(Structured figure records)
►
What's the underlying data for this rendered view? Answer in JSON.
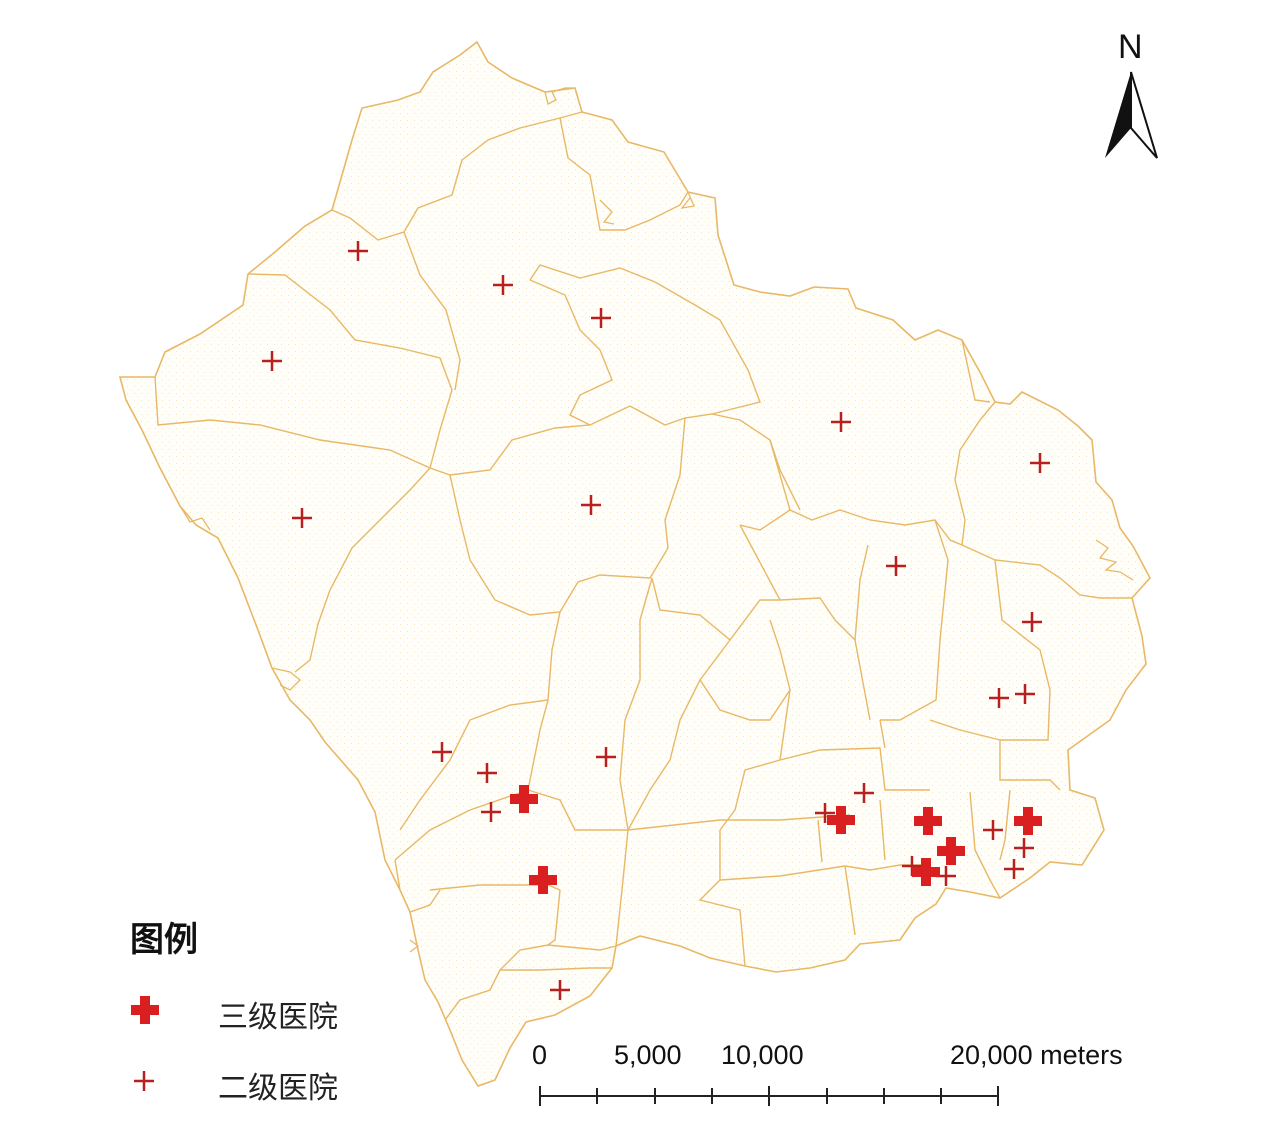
{
  "map": {
    "north_label": "N",
    "boundary_color": "#e8b866",
    "fill_color": "#fffef8",
    "marker_color": "#d91f1f"
  },
  "legend": {
    "title": "图例",
    "items": [
      {
        "label": "三级医院",
        "symbol": "tertiary-hospital"
      },
      {
        "label": "二级医院",
        "symbol": "secondary-hospital"
      }
    ]
  },
  "scale_bar": {
    "labels": [
      "0",
      "5,000",
      "10,000",
      "20,000 meters"
    ]
  }
}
◄
**THE REQUEST**:
Make an exact copy of the data above, pictures excluded.

**OUTPUT**:
What's the underlying data for this rendered view? Answer in JSON.
{
  "map": {
    "north_label": "N",
    "boundary_color": "#e8b866",
    "fill_color": "#fffef8",
    "marker_color": "#d91f1f"
  },
  "legend": {
    "title": "图例",
    "items": [
      {
        "label": "三级医院",
        "symbol": "tertiary-hospital"
      },
      {
        "label": "二级医院",
        "symbol": "secondary-hospital"
      }
    ]
  },
  "scale_bar": {
    "labels": [
      "0",
      "5,000",
      "10,000",
      "20,000 meters"
    ]
  }
}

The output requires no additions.